» PROBLEM STATEMENT:
List the lines of this listing that hold the word "going".

Dataset items
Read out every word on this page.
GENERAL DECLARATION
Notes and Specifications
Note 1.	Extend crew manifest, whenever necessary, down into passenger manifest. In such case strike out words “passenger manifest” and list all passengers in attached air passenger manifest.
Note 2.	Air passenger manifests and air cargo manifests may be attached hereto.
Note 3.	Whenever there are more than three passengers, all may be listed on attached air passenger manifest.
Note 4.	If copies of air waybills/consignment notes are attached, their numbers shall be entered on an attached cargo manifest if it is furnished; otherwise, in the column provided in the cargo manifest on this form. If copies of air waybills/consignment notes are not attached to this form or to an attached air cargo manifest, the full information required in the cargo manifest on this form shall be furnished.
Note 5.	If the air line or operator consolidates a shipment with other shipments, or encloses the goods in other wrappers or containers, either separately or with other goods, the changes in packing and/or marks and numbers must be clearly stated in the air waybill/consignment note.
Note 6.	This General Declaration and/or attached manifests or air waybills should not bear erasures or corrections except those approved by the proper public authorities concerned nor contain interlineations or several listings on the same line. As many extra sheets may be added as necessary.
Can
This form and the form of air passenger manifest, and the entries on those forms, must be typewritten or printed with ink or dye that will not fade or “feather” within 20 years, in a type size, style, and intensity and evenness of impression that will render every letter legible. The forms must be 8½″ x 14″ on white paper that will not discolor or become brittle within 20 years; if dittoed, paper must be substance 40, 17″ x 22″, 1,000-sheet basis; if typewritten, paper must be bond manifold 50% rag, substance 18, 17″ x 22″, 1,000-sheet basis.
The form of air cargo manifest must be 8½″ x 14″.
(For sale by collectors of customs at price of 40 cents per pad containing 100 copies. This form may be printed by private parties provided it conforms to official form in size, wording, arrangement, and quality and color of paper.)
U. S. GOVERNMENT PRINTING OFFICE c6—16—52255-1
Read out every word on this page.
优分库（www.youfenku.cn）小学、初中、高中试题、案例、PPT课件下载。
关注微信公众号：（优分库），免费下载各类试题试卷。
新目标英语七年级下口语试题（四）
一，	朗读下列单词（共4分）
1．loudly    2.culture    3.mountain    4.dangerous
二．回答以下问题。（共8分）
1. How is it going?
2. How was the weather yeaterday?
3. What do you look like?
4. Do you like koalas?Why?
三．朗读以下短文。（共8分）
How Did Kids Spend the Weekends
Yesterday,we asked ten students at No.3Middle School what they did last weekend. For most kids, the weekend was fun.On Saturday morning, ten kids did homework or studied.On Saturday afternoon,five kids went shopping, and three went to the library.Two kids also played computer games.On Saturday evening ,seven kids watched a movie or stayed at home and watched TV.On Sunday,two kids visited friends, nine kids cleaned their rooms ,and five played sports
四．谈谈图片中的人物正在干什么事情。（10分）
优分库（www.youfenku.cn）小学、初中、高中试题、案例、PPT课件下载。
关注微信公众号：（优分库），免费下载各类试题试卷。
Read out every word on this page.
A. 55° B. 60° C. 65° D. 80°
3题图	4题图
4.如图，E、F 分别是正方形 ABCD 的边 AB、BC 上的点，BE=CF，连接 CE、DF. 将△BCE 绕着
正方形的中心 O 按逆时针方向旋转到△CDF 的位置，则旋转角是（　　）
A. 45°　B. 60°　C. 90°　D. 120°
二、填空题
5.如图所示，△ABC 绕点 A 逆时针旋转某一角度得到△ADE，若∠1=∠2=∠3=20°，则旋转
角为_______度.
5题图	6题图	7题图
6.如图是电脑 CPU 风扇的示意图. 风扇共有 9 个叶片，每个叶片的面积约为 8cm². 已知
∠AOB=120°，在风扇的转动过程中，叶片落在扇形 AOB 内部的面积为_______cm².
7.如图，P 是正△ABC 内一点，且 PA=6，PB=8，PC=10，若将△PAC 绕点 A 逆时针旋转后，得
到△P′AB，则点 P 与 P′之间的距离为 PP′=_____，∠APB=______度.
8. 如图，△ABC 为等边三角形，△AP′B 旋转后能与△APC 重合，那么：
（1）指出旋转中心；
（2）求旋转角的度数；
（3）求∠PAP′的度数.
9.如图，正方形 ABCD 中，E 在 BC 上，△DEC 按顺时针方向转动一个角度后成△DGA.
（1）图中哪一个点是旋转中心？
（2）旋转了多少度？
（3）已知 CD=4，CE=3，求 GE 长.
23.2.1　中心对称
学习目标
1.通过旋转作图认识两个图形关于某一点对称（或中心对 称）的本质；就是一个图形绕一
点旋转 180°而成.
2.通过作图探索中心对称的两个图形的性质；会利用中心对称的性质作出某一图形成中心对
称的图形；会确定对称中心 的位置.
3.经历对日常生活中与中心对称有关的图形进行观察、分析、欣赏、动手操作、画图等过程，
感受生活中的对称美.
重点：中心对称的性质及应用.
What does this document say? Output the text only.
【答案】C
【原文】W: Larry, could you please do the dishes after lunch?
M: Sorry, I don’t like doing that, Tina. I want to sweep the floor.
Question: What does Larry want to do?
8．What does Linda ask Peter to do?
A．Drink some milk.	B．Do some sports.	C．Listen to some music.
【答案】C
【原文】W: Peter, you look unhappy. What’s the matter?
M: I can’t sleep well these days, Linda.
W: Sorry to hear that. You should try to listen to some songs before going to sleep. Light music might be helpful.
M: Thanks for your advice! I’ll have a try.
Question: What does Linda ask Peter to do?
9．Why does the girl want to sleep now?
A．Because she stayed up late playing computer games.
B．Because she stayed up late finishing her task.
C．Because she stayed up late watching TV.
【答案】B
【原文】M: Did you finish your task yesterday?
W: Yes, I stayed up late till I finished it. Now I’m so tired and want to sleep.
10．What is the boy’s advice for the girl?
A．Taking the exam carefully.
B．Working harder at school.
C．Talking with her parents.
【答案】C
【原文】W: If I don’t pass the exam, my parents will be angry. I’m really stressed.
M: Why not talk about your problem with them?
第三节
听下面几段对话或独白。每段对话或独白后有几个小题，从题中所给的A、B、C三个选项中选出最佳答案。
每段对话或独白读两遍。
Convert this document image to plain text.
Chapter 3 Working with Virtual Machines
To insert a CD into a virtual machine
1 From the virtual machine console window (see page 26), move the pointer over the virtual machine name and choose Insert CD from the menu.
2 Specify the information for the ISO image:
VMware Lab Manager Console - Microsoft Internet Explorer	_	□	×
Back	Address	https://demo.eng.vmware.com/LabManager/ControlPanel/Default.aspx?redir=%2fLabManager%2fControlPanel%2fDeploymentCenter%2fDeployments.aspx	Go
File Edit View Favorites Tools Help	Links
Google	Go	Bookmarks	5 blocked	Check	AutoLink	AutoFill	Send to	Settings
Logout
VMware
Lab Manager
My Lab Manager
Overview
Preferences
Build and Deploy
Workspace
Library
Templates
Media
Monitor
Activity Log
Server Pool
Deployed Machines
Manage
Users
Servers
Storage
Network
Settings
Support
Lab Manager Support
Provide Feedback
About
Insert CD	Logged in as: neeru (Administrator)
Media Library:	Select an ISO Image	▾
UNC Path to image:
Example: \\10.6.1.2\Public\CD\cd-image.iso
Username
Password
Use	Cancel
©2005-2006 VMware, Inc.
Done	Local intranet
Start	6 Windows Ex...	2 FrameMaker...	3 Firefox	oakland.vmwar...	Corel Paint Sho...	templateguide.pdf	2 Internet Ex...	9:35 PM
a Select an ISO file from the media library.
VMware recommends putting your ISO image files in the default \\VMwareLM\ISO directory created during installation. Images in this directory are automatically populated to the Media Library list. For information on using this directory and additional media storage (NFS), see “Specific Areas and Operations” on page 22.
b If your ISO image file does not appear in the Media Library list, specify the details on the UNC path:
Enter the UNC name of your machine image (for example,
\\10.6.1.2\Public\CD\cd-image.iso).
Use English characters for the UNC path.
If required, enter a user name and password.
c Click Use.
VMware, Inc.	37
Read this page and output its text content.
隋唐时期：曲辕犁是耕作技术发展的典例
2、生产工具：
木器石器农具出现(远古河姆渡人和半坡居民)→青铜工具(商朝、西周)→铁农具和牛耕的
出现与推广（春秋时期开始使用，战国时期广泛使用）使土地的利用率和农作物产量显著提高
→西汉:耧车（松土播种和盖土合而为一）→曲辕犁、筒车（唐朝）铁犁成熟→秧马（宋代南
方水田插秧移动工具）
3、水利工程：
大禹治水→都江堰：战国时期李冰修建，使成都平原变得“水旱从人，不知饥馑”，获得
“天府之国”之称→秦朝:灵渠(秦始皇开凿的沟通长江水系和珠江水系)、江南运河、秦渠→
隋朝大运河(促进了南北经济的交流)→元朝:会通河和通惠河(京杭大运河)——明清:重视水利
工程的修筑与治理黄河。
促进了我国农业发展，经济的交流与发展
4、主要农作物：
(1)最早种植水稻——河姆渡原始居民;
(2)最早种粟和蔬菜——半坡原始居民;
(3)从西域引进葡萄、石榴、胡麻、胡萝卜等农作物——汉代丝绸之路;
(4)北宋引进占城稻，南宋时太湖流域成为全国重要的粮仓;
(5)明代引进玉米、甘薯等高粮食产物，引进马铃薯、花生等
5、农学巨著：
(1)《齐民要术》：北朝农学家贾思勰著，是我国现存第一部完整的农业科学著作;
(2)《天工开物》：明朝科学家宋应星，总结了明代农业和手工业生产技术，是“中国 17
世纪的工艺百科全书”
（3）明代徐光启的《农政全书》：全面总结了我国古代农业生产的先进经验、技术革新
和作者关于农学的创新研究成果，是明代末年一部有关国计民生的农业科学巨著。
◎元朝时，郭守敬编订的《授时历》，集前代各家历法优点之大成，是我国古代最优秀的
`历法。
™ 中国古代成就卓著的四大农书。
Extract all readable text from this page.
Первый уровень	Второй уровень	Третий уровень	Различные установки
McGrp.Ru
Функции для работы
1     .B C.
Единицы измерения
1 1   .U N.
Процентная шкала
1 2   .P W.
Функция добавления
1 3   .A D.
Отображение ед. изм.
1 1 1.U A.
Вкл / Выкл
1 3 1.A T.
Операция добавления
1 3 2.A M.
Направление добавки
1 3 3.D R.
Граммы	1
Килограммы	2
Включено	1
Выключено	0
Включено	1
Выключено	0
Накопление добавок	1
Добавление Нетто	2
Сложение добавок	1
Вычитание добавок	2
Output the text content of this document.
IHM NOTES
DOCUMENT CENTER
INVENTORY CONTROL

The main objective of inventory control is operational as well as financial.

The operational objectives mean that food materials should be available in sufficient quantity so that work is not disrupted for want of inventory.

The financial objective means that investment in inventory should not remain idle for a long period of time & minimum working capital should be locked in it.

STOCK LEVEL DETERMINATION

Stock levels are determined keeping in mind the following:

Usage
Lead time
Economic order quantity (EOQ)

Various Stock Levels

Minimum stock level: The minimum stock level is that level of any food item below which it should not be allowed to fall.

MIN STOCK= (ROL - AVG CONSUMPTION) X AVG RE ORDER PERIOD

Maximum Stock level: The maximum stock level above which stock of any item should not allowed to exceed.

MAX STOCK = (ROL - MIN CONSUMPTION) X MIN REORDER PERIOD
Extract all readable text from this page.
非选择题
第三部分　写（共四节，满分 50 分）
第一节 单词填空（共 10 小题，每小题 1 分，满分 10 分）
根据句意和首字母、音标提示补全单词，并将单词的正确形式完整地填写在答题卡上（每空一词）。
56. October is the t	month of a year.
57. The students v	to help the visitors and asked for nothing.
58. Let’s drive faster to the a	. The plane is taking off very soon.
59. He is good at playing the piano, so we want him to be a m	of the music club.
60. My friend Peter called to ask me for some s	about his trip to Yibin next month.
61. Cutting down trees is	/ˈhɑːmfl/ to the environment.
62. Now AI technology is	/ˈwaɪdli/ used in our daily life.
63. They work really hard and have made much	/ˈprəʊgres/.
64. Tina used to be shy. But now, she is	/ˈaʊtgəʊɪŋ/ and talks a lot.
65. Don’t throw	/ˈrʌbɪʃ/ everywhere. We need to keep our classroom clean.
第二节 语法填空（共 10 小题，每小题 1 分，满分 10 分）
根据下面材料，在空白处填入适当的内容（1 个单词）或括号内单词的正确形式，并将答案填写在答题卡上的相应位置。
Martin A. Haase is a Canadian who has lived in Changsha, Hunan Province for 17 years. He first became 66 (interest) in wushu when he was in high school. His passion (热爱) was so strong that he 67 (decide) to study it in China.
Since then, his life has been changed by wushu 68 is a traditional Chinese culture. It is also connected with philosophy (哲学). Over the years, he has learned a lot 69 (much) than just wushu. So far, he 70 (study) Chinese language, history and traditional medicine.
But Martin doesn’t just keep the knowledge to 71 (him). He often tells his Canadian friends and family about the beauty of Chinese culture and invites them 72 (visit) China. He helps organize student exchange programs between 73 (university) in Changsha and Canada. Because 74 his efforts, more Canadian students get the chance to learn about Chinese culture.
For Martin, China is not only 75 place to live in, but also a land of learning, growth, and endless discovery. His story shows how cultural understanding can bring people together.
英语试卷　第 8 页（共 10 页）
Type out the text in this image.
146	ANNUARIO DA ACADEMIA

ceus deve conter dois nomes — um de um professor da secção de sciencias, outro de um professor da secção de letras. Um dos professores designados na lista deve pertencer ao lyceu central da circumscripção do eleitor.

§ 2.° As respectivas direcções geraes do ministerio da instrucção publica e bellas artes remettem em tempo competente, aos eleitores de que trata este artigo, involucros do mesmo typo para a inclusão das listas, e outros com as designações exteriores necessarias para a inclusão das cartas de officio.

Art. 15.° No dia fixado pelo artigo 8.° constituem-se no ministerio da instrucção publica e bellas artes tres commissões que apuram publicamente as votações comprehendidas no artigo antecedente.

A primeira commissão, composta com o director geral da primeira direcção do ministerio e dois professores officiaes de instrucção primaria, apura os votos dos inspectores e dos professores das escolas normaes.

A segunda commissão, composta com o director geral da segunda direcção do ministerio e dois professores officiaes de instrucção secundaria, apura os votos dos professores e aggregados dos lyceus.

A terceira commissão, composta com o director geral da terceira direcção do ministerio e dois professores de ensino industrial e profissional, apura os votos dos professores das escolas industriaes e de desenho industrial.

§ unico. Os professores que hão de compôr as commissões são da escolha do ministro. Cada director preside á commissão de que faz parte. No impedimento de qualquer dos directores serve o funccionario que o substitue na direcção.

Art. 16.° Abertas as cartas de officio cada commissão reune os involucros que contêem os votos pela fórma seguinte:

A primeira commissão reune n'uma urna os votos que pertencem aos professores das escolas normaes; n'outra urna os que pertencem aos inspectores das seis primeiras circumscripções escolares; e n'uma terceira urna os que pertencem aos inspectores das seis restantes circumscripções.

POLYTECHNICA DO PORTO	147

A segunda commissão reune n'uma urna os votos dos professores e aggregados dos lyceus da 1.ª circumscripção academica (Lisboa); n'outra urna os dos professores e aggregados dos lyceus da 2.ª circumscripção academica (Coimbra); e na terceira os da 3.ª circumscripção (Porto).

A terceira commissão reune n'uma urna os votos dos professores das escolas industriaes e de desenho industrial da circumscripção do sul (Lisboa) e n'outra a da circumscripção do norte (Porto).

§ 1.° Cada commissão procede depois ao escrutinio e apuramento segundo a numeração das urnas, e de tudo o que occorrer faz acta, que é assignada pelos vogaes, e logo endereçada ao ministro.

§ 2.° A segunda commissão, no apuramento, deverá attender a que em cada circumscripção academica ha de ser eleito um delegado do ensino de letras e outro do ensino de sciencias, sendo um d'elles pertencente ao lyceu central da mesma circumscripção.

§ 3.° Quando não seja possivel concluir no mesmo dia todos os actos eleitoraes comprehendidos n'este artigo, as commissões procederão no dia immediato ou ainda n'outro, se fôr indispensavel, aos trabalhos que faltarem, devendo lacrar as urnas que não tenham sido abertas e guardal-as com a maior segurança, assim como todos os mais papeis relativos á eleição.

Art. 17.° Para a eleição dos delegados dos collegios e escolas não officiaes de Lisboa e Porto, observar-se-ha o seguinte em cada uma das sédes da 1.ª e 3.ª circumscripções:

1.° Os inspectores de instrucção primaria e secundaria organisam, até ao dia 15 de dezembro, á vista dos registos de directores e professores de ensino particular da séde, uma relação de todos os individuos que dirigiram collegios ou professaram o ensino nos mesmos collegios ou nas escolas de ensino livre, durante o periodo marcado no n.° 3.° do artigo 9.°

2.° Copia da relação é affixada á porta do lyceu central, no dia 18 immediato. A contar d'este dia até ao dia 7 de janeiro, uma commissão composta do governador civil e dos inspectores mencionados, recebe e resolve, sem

» SOLVED PROBLEM:
1. How is it going?
W: Sorry to hear that. You should try to listen to some songs before going to sleep. Light music might be helpful.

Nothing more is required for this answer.